DATA EXCERPTS
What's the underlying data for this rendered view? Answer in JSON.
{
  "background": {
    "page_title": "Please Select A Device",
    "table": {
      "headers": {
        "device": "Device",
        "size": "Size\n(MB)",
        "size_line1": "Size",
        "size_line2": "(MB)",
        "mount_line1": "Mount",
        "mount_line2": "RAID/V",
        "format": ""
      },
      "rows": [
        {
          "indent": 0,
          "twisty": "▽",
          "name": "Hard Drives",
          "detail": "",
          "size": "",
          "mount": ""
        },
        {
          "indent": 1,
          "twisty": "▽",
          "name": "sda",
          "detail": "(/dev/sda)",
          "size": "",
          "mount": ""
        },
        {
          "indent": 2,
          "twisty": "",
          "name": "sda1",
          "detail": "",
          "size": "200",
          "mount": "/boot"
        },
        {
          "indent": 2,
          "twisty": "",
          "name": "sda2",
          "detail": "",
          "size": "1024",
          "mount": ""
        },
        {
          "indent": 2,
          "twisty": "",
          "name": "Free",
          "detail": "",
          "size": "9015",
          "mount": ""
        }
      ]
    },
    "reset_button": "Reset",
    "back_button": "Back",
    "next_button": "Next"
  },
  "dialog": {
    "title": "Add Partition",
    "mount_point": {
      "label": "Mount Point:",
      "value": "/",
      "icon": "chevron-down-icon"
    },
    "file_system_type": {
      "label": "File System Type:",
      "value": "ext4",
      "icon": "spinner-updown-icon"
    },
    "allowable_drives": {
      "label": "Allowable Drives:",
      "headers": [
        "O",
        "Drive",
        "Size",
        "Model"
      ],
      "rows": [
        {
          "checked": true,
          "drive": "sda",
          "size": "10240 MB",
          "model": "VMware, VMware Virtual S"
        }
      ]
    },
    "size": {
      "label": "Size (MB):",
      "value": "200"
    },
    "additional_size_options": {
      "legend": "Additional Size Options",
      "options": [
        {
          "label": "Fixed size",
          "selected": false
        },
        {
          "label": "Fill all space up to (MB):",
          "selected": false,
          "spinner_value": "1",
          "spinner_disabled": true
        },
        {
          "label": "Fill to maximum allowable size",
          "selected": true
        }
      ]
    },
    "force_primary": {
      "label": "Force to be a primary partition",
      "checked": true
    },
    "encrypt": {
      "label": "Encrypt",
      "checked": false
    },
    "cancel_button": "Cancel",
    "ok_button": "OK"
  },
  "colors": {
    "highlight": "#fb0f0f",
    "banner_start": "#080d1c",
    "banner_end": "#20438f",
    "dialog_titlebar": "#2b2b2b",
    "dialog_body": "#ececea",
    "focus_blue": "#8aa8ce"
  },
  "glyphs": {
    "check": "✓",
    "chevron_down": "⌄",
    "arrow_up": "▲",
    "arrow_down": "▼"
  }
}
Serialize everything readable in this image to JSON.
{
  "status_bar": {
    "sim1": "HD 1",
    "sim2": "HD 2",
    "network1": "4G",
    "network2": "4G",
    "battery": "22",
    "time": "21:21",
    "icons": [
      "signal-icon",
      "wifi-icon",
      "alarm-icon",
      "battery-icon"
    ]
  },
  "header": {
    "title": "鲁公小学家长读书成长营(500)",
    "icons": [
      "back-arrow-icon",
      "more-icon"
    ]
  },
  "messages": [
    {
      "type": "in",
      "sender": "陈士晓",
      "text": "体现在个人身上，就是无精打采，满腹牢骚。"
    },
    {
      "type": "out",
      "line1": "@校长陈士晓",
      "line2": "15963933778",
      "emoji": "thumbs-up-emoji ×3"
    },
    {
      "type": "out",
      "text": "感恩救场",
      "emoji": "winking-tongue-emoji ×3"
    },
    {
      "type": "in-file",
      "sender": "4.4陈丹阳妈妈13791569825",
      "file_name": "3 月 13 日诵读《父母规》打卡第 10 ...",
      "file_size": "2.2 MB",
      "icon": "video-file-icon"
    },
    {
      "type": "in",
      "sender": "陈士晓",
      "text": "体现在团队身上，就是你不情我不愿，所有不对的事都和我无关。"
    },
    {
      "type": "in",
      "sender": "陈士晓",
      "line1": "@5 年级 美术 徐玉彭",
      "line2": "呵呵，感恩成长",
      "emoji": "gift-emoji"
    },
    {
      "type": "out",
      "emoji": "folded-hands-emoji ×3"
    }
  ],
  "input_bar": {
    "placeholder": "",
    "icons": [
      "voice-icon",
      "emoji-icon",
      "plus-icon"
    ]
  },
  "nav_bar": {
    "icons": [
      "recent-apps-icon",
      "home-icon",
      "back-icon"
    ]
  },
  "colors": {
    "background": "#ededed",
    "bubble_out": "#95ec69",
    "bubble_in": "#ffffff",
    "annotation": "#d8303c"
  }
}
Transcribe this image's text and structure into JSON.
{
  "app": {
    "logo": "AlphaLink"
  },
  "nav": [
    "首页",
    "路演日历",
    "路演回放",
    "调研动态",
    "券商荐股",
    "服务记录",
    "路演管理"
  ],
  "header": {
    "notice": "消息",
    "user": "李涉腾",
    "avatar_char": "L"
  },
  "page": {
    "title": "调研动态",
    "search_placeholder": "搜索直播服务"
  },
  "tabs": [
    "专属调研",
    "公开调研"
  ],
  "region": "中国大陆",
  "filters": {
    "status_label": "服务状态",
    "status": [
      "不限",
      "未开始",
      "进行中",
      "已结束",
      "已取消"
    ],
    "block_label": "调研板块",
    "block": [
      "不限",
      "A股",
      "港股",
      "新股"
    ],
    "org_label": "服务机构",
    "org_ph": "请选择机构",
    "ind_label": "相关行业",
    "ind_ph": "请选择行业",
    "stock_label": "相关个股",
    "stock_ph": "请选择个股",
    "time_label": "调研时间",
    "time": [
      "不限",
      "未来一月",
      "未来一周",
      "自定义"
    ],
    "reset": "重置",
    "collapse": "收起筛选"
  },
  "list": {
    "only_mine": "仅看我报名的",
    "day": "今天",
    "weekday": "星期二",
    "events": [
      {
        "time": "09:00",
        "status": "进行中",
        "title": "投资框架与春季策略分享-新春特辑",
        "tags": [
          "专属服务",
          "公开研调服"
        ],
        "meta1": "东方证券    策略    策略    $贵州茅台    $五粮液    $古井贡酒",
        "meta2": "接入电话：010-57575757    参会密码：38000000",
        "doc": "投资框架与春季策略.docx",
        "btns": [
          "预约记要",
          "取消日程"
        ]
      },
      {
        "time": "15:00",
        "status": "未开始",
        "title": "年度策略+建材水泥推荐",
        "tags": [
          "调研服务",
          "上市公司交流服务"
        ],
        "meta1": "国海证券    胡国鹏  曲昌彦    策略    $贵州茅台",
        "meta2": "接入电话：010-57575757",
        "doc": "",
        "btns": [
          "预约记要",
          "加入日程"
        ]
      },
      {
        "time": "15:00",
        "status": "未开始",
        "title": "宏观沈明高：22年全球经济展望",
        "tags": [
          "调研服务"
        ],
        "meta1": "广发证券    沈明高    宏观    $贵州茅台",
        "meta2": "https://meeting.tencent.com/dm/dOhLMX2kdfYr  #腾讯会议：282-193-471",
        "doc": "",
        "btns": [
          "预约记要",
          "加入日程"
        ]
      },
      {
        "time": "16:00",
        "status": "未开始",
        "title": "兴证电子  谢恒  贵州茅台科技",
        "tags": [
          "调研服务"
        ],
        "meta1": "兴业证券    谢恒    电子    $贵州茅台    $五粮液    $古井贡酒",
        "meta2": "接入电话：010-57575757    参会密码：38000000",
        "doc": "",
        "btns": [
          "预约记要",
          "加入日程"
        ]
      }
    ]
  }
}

EXERCISE
Give only the count of lines in the data that include the string "image".

THE SOLUTION
2